#### SUPPLIED ENTRIES
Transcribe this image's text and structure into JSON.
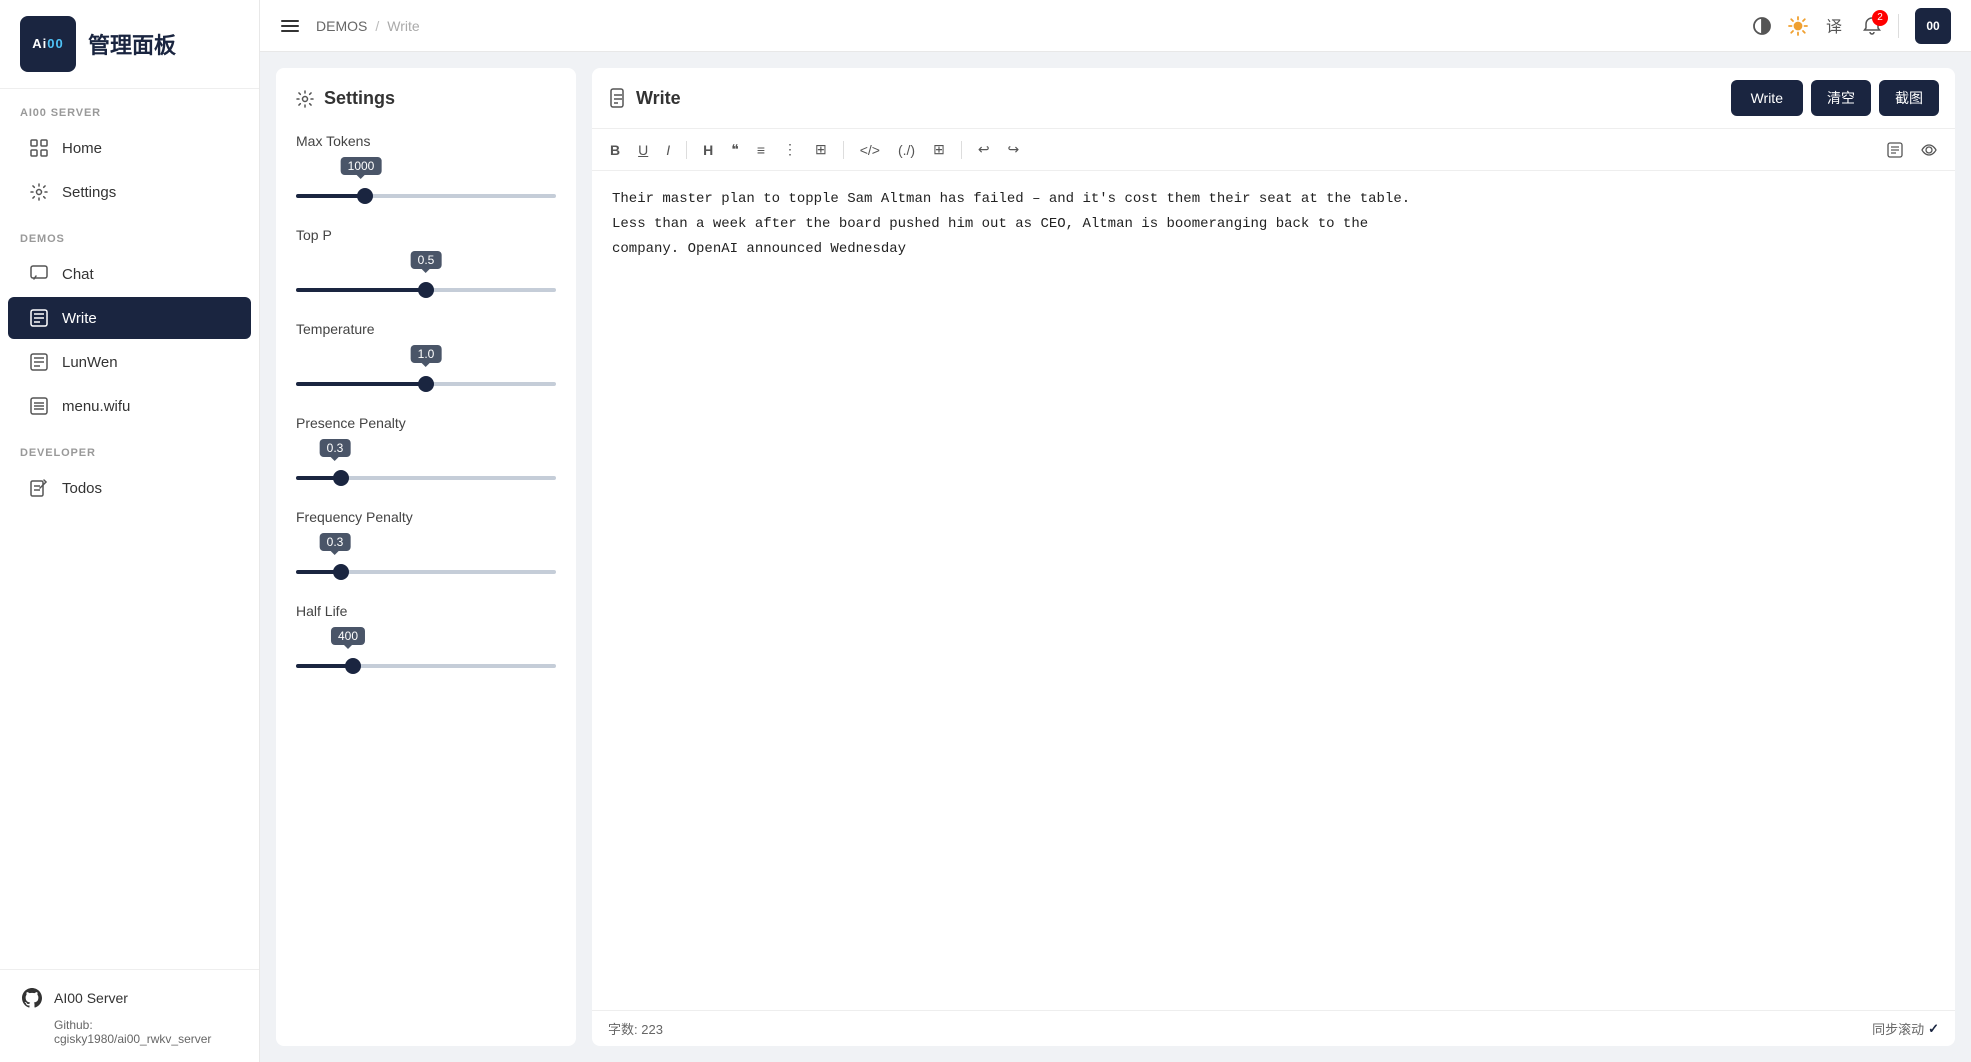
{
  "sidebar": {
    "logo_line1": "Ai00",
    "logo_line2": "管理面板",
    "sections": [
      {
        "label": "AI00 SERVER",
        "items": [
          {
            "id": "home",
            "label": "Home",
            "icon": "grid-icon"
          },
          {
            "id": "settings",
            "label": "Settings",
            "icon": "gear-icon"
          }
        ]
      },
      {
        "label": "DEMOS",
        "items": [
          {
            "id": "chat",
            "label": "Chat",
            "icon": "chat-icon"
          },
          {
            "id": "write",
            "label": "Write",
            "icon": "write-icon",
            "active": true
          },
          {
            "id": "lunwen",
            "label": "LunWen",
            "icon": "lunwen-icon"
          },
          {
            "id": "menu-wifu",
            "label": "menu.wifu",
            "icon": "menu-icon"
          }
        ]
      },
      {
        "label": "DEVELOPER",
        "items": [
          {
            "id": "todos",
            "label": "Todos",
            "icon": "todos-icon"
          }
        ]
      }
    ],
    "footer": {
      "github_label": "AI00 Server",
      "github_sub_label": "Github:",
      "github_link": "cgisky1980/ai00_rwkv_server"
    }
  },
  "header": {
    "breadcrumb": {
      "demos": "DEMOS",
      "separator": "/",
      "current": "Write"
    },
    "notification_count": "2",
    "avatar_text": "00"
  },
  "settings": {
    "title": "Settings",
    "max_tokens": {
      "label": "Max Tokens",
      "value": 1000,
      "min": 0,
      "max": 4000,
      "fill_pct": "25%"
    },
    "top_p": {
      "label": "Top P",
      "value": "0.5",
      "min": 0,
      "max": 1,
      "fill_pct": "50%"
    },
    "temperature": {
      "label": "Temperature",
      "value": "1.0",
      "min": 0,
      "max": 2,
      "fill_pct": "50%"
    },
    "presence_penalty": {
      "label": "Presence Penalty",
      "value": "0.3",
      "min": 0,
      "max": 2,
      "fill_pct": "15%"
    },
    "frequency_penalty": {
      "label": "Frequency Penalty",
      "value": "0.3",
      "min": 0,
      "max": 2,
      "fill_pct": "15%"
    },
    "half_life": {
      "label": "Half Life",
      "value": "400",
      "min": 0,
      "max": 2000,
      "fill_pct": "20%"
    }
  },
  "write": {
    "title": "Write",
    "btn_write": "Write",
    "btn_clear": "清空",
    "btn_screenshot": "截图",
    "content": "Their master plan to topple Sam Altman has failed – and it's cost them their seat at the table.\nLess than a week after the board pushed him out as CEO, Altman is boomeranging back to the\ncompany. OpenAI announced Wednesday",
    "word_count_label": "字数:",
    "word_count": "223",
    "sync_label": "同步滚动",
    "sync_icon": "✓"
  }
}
########
WHAT YOU NEED TO DO: Track down every line with the word "value" and copy it.

OUTPUT FOR THIS TASK:
      "value": 1000,
      "value": "0.5",
      "value": "1.0",
      "value": "0.3",
      "value": "0.3",
      "value": "400",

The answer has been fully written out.